Aim: Reproduce each of the following rows verbatim, keeping every character unchanged.

Records for the task:
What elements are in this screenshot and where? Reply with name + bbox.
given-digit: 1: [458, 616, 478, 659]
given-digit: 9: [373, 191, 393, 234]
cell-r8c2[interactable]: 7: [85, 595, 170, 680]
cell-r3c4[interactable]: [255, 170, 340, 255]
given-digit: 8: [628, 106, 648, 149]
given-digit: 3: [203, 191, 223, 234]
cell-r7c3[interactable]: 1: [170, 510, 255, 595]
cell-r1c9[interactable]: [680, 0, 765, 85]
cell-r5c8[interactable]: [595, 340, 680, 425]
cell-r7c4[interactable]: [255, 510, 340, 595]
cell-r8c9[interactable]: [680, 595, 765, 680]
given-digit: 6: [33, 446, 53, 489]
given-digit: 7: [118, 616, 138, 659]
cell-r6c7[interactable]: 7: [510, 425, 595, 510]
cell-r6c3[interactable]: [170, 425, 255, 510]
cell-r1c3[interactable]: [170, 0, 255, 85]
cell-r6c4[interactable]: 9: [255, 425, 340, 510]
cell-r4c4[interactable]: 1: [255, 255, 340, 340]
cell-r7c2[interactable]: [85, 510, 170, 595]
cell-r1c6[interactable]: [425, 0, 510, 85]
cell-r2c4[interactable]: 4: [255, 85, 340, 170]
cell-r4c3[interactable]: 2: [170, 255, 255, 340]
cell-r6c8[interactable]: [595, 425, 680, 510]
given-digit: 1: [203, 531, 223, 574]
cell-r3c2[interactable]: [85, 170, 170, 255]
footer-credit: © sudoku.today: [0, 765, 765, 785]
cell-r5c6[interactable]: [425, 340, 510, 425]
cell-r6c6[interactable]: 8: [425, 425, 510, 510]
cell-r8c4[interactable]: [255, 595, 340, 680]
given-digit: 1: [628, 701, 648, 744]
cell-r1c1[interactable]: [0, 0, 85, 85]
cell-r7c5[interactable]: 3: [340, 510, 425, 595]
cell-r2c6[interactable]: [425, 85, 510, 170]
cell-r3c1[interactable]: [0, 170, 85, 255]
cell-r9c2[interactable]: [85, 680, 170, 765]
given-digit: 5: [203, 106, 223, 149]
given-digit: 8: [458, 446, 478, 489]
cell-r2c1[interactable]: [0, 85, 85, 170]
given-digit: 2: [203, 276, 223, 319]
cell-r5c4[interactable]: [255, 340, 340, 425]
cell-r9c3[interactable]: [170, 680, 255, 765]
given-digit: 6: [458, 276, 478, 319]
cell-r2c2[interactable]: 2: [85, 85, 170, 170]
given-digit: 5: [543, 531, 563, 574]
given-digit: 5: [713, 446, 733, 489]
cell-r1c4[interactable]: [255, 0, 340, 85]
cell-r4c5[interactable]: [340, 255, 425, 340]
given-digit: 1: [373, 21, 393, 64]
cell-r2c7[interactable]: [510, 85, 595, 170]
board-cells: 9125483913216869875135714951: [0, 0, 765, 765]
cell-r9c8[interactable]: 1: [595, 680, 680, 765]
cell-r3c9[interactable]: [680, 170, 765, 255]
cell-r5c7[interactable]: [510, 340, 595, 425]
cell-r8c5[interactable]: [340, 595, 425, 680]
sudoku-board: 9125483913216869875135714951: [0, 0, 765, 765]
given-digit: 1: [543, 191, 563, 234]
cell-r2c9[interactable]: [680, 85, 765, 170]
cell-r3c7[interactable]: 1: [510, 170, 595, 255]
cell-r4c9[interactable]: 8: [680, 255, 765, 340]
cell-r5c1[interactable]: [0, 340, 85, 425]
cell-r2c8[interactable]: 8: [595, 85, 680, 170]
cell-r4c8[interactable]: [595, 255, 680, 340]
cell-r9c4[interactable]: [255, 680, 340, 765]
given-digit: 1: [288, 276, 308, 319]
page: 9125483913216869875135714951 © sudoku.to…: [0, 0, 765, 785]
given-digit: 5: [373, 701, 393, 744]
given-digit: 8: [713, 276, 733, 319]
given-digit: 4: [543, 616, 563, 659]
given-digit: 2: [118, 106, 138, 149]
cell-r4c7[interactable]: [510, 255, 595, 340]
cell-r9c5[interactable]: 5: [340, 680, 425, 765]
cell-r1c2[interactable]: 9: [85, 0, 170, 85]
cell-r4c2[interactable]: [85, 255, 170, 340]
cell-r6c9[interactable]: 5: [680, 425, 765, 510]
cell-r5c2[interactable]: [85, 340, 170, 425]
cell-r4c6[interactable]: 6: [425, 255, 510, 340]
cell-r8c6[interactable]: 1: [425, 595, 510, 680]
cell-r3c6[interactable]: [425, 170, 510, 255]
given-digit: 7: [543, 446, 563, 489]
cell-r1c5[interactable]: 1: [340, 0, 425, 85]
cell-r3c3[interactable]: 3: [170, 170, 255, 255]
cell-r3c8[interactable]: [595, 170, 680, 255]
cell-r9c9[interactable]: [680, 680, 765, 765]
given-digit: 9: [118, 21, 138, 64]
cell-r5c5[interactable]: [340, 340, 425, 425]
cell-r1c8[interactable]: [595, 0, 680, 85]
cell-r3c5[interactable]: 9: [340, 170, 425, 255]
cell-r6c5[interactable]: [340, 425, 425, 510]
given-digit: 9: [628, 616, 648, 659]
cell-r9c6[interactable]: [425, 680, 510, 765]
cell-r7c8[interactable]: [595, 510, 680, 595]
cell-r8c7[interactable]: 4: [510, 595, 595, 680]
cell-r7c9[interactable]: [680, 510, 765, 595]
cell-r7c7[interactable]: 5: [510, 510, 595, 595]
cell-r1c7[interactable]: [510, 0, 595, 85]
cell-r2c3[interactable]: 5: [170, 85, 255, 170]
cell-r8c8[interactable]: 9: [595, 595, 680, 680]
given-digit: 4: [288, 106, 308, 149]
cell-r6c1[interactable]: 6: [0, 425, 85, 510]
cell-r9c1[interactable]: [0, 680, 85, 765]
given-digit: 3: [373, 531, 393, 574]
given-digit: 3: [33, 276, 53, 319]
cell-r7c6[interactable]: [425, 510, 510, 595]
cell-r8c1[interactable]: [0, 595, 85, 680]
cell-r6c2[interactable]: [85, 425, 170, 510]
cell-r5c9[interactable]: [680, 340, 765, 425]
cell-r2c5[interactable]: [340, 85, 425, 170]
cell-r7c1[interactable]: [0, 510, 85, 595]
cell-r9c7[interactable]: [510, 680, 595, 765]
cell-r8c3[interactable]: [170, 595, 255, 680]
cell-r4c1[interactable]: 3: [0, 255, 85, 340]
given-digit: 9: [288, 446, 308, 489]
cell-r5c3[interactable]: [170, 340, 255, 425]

Solution:
What elements are in this screenshot and where? Reply with name + bbox.
given-digit: 1: [458, 616, 478, 659]
given-digit: 9: [373, 191, 393, 234]
cell-r8c2[interactable]: 7: [85, 595, 170, 680]
cell-r3c4[interactable]: [255, 170, 340, 255]
given-digit: 8: [628, 106, 648, 149]
given-digit: 3: [203, 191, 223, 234]
cell-r7c3[interactable]: 1: [170, 510, 255, 595]
cell-r1c9[interactable]: [680, 0, 765, 85]
cell-r5c8[interactable]: [595, 340, 680, 425]
cell-r7c4[interactable]: [255, 510, 340, 595]
cell-r8c9[interactable]: [680, 595, 765, 680]
given-digit: 6: [33, 446, 53, 489]
given-digit: 7: [118, 616, 138, 659]
cell-r6c7[interactable]: 7: [510, 425, 595, 510]
cell-r6c3[interactable]: [170, 425, 255, 510]
cell-r1c3[interactable]: [170, 0, 255, 85]
cell-r6c4[interactable]: 9: [255, 425, 340, 510]
cell-r4c4[interactable]: 1: [255, 255, 340, 340]
cell-r7c2[interactable]: [85, 510, 170, 595]
cell-r1c6[interactable]: [425, 0, 510, 85]
cell-r2c4[interactable]: 4: [255, 85, 340, 170]
cell-r4c3[interactable]: 2: [170, 255, 255, 340]
cell-r6c8[interactable]: [595, 425, 680, 510]
given-digit: 1: [203, 531, 223, 574]
cell-r3c2[interactable]: [85, 170, 170, 255]
footer-credit: © sudoku.today: [0, 765, 765, 785]
cell-r5c6[interactable]: [425, 340, 510, 425]
cell-r6c6[interactable]: 8: [425, 425, 510, 510]
cell-r8c4[interactable]: [255, 595, 340, 680]
given-digit: 1: [628, 701, 648, 744]
cell-r1c1[interactable]: [0, 0, 85, 85]
cell-r7c5[interactable]: 3: [340, 510, 425, 595]
cell-r2c6[interactable]: [425, 85, 510, 170]
cell-r3c1[interactable]: [0, 170, 85, 255]
cell-r9c2[interactable]: [85, 680, 170, 765]
given-digit: 5: [203, 106, 223, 149]
given-digit: 8: [458, 446, 478, 489]
cell-r2c1[interactable]: [0, 85, 85, 170]
given-digit: 2: [203, 276, 223, 319]
cell-r5c4[interactable]: [255, 340, 340, 425]
cell-r9c3[interactable]: [170, 680, 255, 765]
given-digit: 6: [458, 276, 478, 319]
cell-r2c2[interactable]: 2: [85, 85, 170, 170]
given-digit: 5: [543, 531, 563, 574]
given-digit: 5: [713, 446, 733, 489]
cell-r1c4[interactable]: [255, 0, 340, 85]
cell-r4c5[interactable]: [340, 255, 425, 340]
given-digit: 1: [373, 21, 393, 64]
cell-r2c7[interactable]: [510, 85, 595, 170]
board-cells: 9125483913216869875135714951: [0, 0, 765, 765]
cell-r9c8[interactable]: 1: [595, 680, 680, 765]
cell-r3c9[interactable]: [680, 170, 765, 255]
cell-r5c7[interactable]: [510, 340, 595, 425]
cell-r8c5[interactable]: [340, 595, 425, 680]
sudoku-board: 9125483913216869875135714951: [0, 0, 765, 765]
given-digit: 1: [543, 191, 563, 234]
cell-r2c9[interactable]: [680, 85, 765, 170]
cell-r3c7[interactable]: 1: [510, 170, 595, 255]
cell-r4c9[interactable]: 8: [680, 255, 765, 340]
cell-r5c1[interactable]: [0, 340, 85, 425]
cell-r2c8[interactable]: 8: [595, 85, 680, 170]
cell-r4c8[interactable]: [595, 255, 680, 340]
cell-r9c4[interactable]: [255, 680, 340, 765]
given-digit: 1: [288, 276, 308, 319]
page: 9125483913216869875135714951 © sudoku.to…: [0, 0, 765, 785]
given-digit: 5: [373, 701, 393, 744]
given-digit: 8: [713, 276, 733, 319]
given-digit: 4: [543, 616, 563, 659]
given-digit: 2: [118, 106, 138, 149]
cell-r4c7[interactable]: [510, 255, 595, 340]
cell-r9c5[interactable]: 5: [340, 680, 425, 765]
cell-r1c2[interactable]: 9: [85, 0, 170, 85]
cell-r4c2[interactable]: [85, 255, 170, 340]
cell-r6c9[interactable]: 5: [680, 425, 765, 510]
cell-r5c2[interactable]: [85, 340, 170, 425]
cell-r4c6[interactable]: 6: [425, 255, 510, 340]
cell-r8c6[interactable]: 1: [425, 595, 510, 680]
cell-r3c6[interactable]: [425, 170, 510, 255]
given-digit: 7: [543, 446, 563, 489]
cell-r1c5[interactable]: 1: [340, 0, 425, 85]
cell-r3c3[interactable]: 3: [170, 170, 255, 255]
cell-r3c8[interactable]: [595, 170, 680, 255]
cell-r9c9[interactable]: [680, 680, 765, 765]
given-digit: 9: [118, 21, 138, 64]
cell-r5c5[interactable]: [340, 340, 425, 425]
cell-r1c8[interactable]: [595, 0, 680, 85]
cell-r3c5[interactable]: 9: [340, 170, 425, 255]
cell-r6c5[interactable]: [340, 425, 425, 510]
given-digit: 9: [628, 616, 648, 659]
cell-r9c6[interactable]: [425, 680, 510, 765]
cell-r7c8[interactable]: [595, 510, 680, 595]
cell-r8c7[interactable]: 4: [510, 595, 595, 680]
cell-r7c9[interactable]: [680, 510, 765, 595]
cell-r7c7[interactable]: 5: [510, 510, 595, 595]
cell-r1c7[interactable]: [510, 0, 595, 85]
cell-r2c3[interactable]: 5: [170, 85, 255, 170]
cell-r8c8[interactable]: 9: [595, 595, 680, 680]
given-digit: 4: [288, 106, 308, 149]
cell-r6c1[interactable]: 6: [0, 425, 85, 510]
cell-r9c1[interactable]: [0, 680, 85, 765]
given-digit: 3: [373, 531, 393, 574]
given-digit: 3: [33, 276, 53, 319]
cell-r7c6[interactable]: [425, 510, 510, 595]
cell-r8c1[interactable]: [0, 595, 85, 680]
cell-r6c2[interactable]: [85, 425, 170, 510]
cell-r5c9[interactable]: [680, 340, 765, 425]
cell-r2c5[interactable]: [340, 85, 425, 170]
cell-r7c1[interactable]: [0, 510, 85, 595]
cell-r9c7[interactable]: [510, 680, 595, 765]
cell-r8c3[interactable]: [170, 595, 255, 680]
cell-r4c1[interactable]: 3: [0, 255, 85, 340]
given-digit: 9: [288, 446, 308, 489]
cell-r5c3[interactable]: [170, 340, 255, 425]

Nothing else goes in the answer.